(Data entries)
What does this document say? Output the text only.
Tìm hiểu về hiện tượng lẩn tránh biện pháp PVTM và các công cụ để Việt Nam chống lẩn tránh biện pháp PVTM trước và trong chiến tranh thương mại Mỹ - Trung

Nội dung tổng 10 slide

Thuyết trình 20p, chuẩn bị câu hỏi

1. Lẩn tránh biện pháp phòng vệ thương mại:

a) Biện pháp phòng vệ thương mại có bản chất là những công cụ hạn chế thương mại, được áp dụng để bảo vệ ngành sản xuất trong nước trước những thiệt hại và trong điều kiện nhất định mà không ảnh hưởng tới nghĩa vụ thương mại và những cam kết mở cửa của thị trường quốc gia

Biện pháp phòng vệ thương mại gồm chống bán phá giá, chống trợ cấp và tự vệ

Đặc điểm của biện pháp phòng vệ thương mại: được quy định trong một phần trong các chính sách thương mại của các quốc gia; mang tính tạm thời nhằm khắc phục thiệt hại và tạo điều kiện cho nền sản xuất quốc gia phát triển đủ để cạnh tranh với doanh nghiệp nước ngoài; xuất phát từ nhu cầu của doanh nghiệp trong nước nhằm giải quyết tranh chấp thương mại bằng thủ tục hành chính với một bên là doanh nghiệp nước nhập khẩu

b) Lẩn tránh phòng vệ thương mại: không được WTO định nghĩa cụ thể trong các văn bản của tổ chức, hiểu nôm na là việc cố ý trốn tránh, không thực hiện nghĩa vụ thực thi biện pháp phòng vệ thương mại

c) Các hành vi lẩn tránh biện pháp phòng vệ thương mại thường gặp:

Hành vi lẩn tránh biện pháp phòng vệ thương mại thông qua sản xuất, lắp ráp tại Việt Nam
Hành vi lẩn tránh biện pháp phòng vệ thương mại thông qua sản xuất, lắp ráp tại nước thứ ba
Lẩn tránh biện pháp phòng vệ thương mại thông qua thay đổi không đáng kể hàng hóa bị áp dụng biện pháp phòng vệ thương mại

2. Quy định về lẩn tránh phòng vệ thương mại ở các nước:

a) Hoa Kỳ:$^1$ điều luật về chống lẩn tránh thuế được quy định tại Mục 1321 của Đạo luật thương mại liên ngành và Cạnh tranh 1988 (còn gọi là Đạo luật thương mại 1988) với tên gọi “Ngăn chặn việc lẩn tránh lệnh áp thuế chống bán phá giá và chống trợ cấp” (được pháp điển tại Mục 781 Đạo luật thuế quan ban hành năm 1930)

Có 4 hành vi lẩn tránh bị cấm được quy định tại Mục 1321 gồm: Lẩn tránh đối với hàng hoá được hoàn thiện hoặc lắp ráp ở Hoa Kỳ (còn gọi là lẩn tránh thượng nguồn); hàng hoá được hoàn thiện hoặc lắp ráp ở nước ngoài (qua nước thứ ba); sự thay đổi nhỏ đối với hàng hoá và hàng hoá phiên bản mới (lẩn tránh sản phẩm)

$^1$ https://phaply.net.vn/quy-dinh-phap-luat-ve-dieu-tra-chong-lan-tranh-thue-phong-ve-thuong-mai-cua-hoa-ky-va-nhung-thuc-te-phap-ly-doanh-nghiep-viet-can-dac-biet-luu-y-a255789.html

- Required work: Reproduce every line of the listing above in which the string "thông" appears.

- Worked solution:
Hành vi lẩn tránh biện pháp phòng vệ thương mại thông qua sản xuất, lắp ráp tại Việt Nam
Hành vi lẩn tránh biện pháp phòng vệ thương mại thông qua sản xuất, lắp ráp tại nước thứ ba
Lẩn tránh biện pháp phòng vệ thương mại thông qua thay đổi không đáng kể hàng hóa bị áp dụng biện pháp phòng vệ thương mại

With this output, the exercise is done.